_Your goal_
Without the pictures, write out all the lines below exactly as they appear.

_Dataset entries_
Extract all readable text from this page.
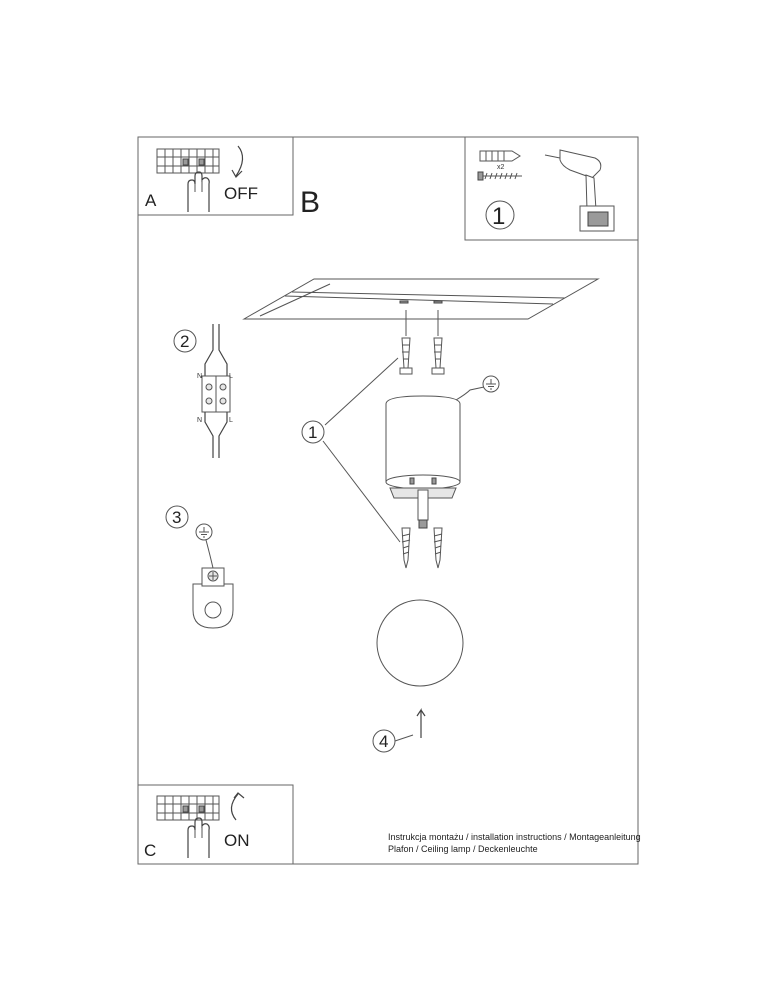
A	OFF B
x2
1
1
2
N	L
N	L
3
4
C
ON	Instrukcja montażu / installation instructions / Montageanleitung
Plafon / Ceiling lamp / Deckenleuchte
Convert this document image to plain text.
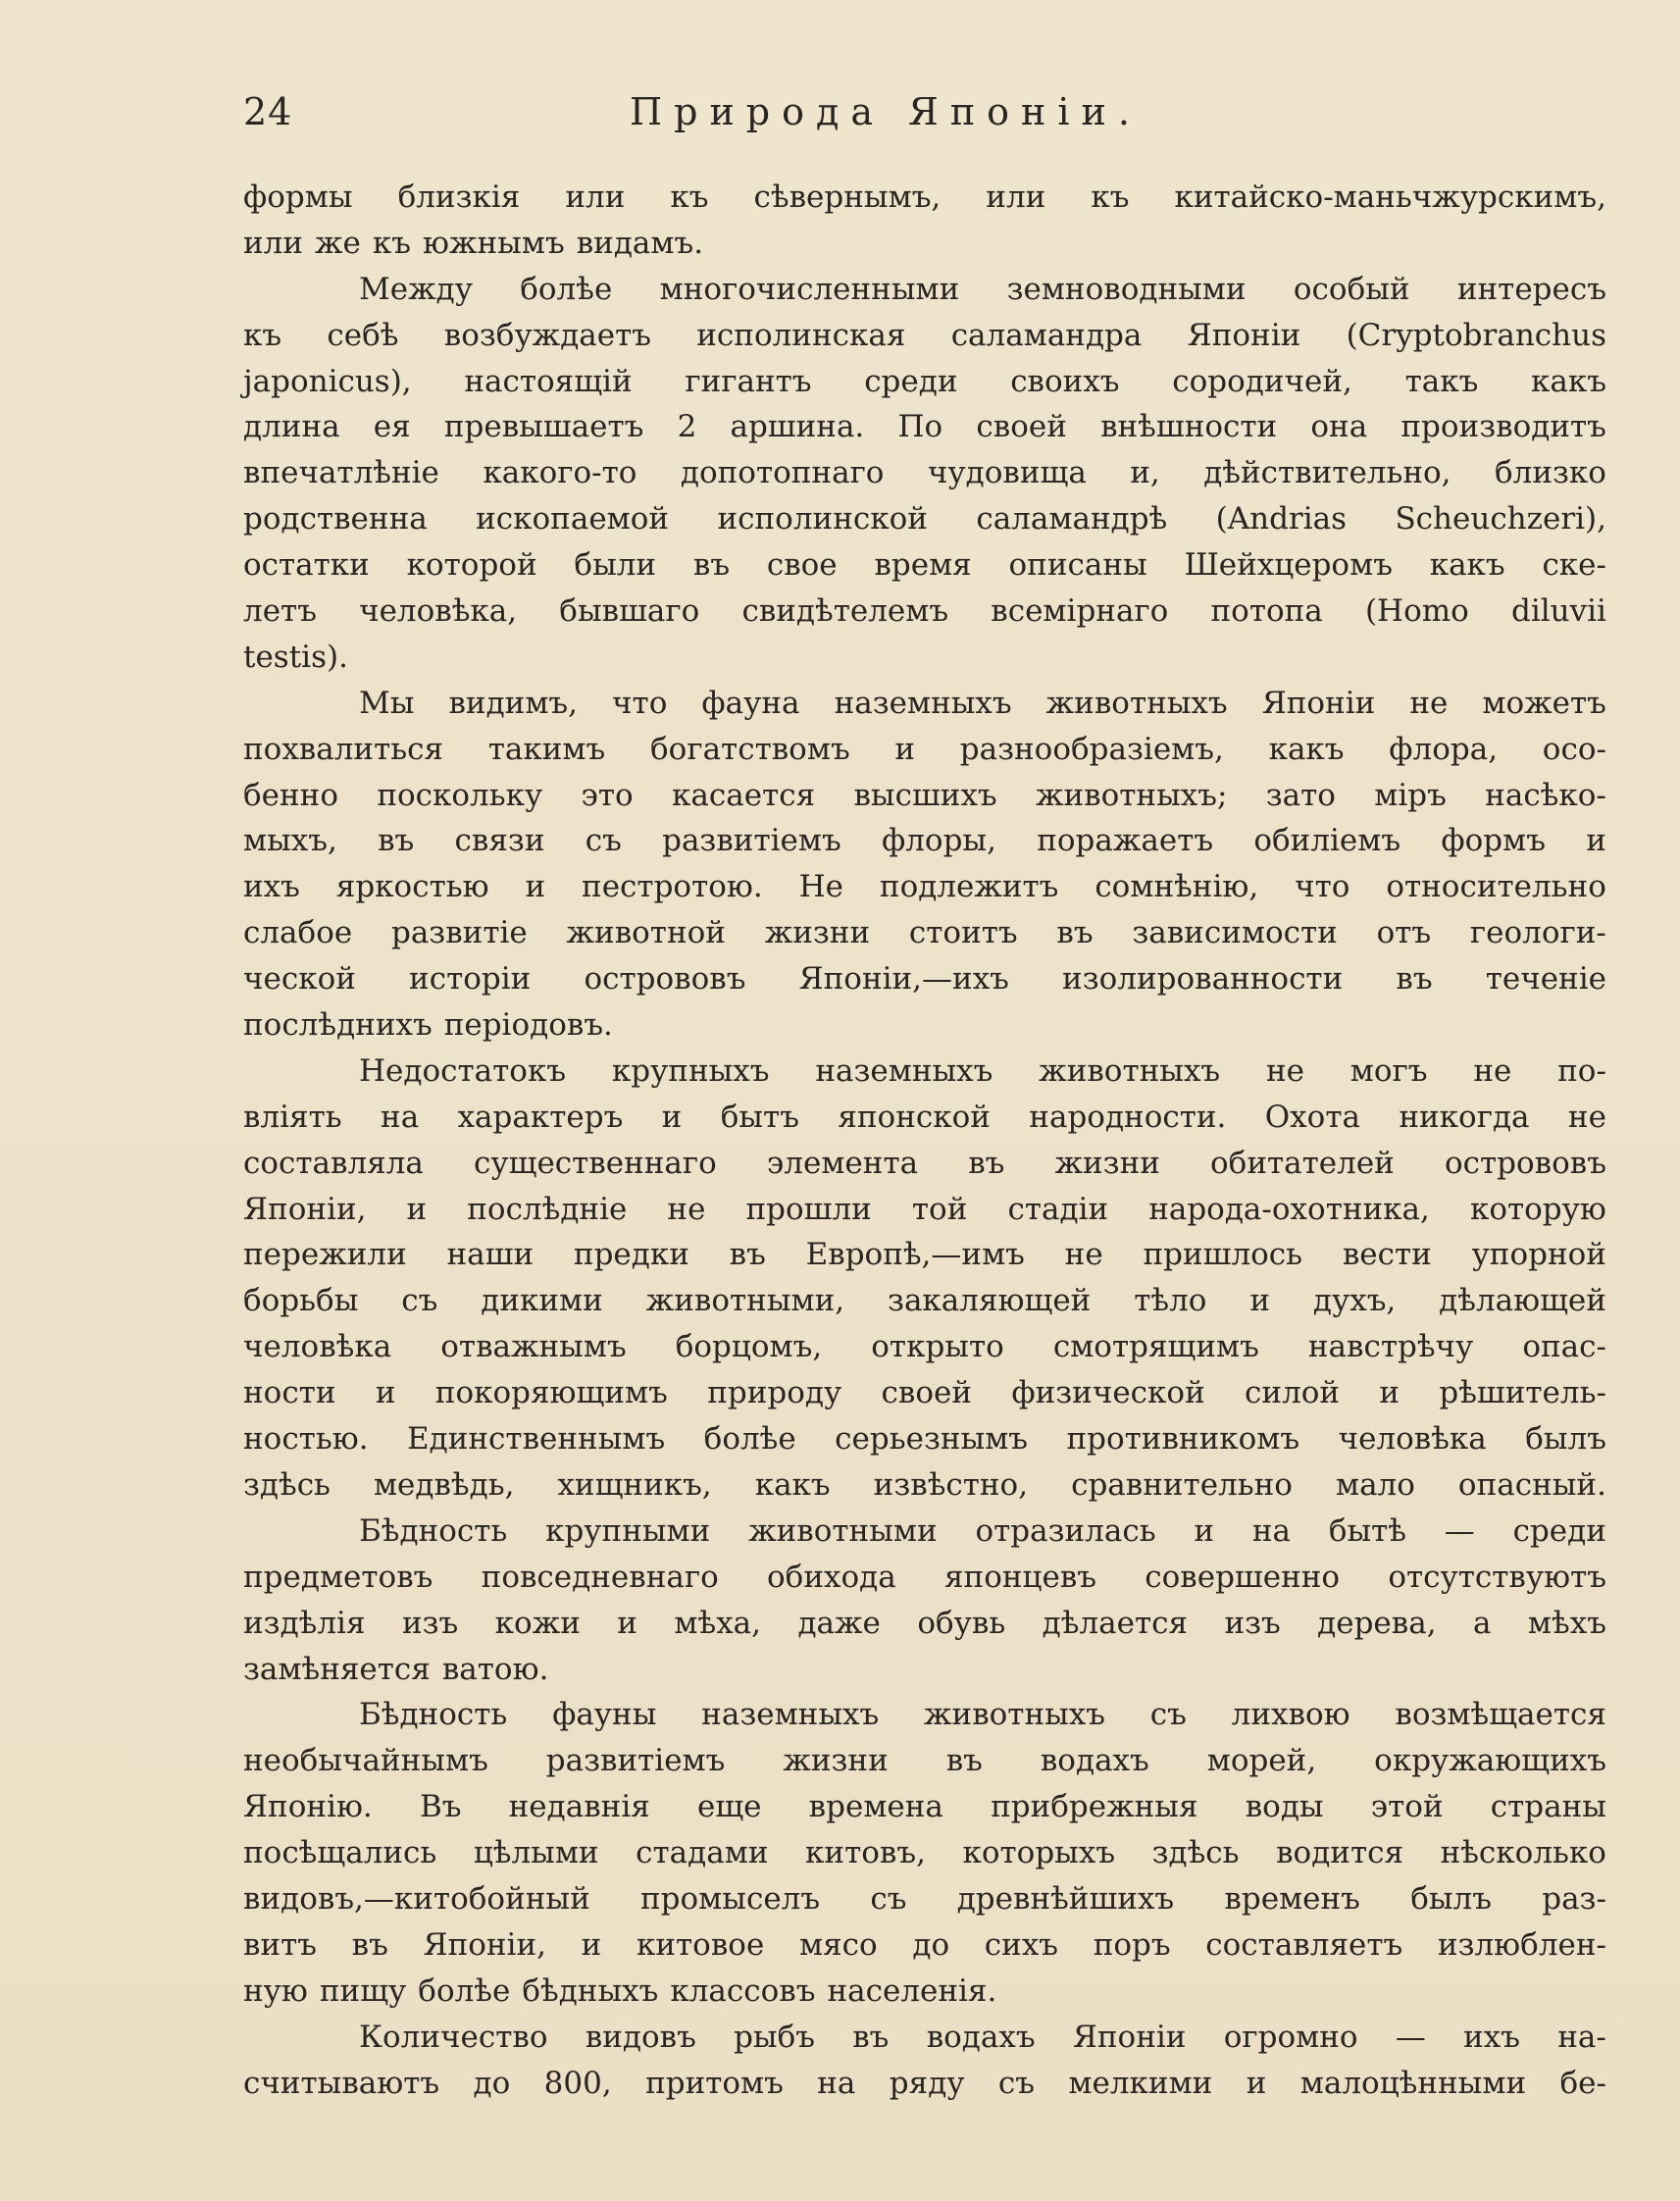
24	Природа Японіи.
формы близкія или къ сѣвернымъ, или къ китайско-маньчжурскимъ,
или же къ южнымъ видамъ.
Между болѣе многочисленными земноводными особый интересъ
къ себѣ возбуждаетъ исполинская саламандра Японіи (Cryptobranchus
japonicus), настоящій гигантъ среди своихъ сородичей, такъ какъ
длина ея превышаетъ 2 аршина. По своей внѣшности она производитъ
впечатлѣніе какого-то допотопнаго чудовища и, дѣйствительно, близко
родственна ископаемой исполинской саламандрѣ (Andrias Scheuchzeri),
остатки которой были въ свое время описаны Шейхцеромъ какъ ске-
летъ человѣка, бывшаго свидѣтелемъ всемірнаго потопа (Homo diluvii
testis).
Мы видимъ, что фауна наземныхъ животныхъ Японіи не можетъ
похвалиться такимъ богатствомъ и разнообразіемъ, какъ флора, осо-
бенно поскольку это касается высшихъ животныхъ; зато міръ насѣко-
мыхъ, въ связи съ развитіемъ флоры, поражаетъ обиліемъ формъ и
ихъ яркостью и пестротою. Не подлежитъ сомнѣнію, что относительно
слабое развитіе животной жизни стоитъ въ зависимости отъ геологи-
ческой исторіи острововъ Японіи,—ихъ изолированности въ теченіе
послѣднихъ періодовъ.
Недостатокъ крупныхъ наземныхъ животныхъ не могъ не по-
вліять на характеръ и бытъ японской народности. Охота никогда не
составляла существеннаго элемента въ жизни обитателей острововъ
Японіи, и послѣдніе не прошли той стадіи народа-охотника, которую
пережили наши предки въ Европѣ,—имъ не пришлось вести упорной
борьбы съ дикими животными, закаляющей тѣло и духъ, дѣлающей
человѣка отважнымъ борцомъ, открыто смотрящимъ навстрѣчу опас-
ности и покоряющимъ природу своей физической силой и рѣшитель-
ностью. Единственнымъ болѣе серьезнымъ противникомъ человѣка былъ
здѣсь медвѣдь, хищникъ, какъ извѣстно, сравнительно мало опасный.
Бѣдность крупными животными отразилась и на бытѣ — среди
предметовъ повседневнаго обихода японцевъ совершенно отсутствуютъ
издѣлія изъ кожи и мѣха, даже обувь дѣлается изъ дерева, а мѣхъ
замѣняется ватою.
Бѣдность фауны наземныхъ животныхъ съ лихвою возмѣщается
необычайнымъ развитіемъ жизни въ водахъ морей, окружающихъ
Японію. Въ недавнія еще времена прибрежныя воды этой страны
посѣщались цѣлыми стадами китовъ, которыхъ здѣсь водится нѣсколько
видовъ,—китобойный промыселъ съ древнѣйшихъ временъ былъ раз-
витъ въ Японіи, и китовое мясо до сихъ поръ составляетъ излюблен-
ную пищу болѣе бѣдныхъ классовъ населенія.
Количество видовъ рыбъ въ водахъ Японіи огромно — ихъ на-
считываютъ до 800, притомъ на ряду съ мелкими и малоцѣнными бе-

_Correct output_
Extract all readable text from this page.
A	OFF B
x2
1
1
2
N	L
N	L
3
4
C
ON	Instrukcja montażu / installation instructions / Montageanleitung
Plafon / Ceiling lamp / Deckenleuchte
Convert this document image to plain text.
24	Природа Японіи.
формы близкія или къ сѣвернымъ, или къ китайско-маньчжурскимъ,
или же къ южнымъ видамъ.
Между болѣе многочисленными земноводными особый интересъ
къ себѣ возбуждаетъ исполинская саламандра Японіи (Cryptobranchus
japonicus), настоящій гигантъ среди своихъ сородичей, такъ какъ
длина ея превышаетъ 2 аршина. По своей внѣшности она производитъ
впечатлѣніе какого-то допотопнаго чудовища и, дѣйствительно, близко
родственна ископаемой исполинской саламандрѣ (Andrias Scheuchzeri),
остатки которой были въ свое время описаны Шейхцеромъ какъ ске-
летъ человѣка, бывшаго свидѣтелемъ всемірнаго потопа (Homo diluvii
testis).
Мы видимъ, что фауна наземныхъ животныхъ Японіи не можетъ
похвалиться такимъ богатствомъ и разнообразіемъ, какъ флора, осо-
бенно поскольку это касается высшихъ животныхъ; зато міръ насѣко-
мыхъ, въ связи съ развитіемъ флоры, поражаетъ обиліемъ формъ и
ихъ яркостью и пестротою. Не подлежитъ сомнѣнію, что относительно
слабое развитіе животной жизни стоитъ въ зависимости отъ геологи-
ческой исторіи острововъ Японіи,—ихъ изолированности въ теченіе
послѣднихъ періодовъ.
Недостатокъ крупныхъ наземныхъ животныхъ не могъ не по-
вліять на характеръ и бытъ японской народности. Охота никогда не
составляла существеннаго элемента въ жизни обитателей острововъ
Японіи, и послѣдніе не прошли той стадіи народа-охотника, которую
пережили наши предки въ Европѣ,—имъ не пришлось вести упорной
борьбы съ дикими животными, закаляющей тѣло и духъ, дѣлающей
человѣка отважнымъ борцомъ, открыто смотрящимъ навстрѣчу опас-
ности и покоряющимъ природу своей физической силой и рѣшитель-
ностью. Единственнымъ болѣе серьезнымъ противникомъ человѣка былъ
здѣсь медвѣдь, хищникъ, какъ извѣстно, сравнительно мало опасный.
Бѣдность крупными животными отразилась и на бытѣ — среди
предметовъ повседневнаго обихода японцевъ совершенно отсутствуютъ
издѣлія изъ кожи и мѣха, даже обувь дѣлается изъ дерева, а мѣхъ
замѣняется ватою.
Бѣдность фауны наземныхъ животныхъ съ лихвою возмѣщается
необычайнымъ развитіемъ жизни въ водахъ морей, окружающихъ
Японію. Въ недавнія еще времена прибрежныя воды этой страны
посѣщались цѣлыми стадами китовъ, которыхъ здѣсь водится нѣсколько
видовъ,—китобойный промыселъ съ древнѣйшихъ временъ былъ раз-
витъ въ Японіи, и китовое мясо до сихъ поръ составляетъ излюблен-
ную пищу болѣе бѣдныхъ классовъ населенія.
Количество видовъ рыбъ въ водахъ Японіи огромно — ихъ на-
считываютъ до 800, притомъ на ряду съ мелкими и малоцѣнными бе-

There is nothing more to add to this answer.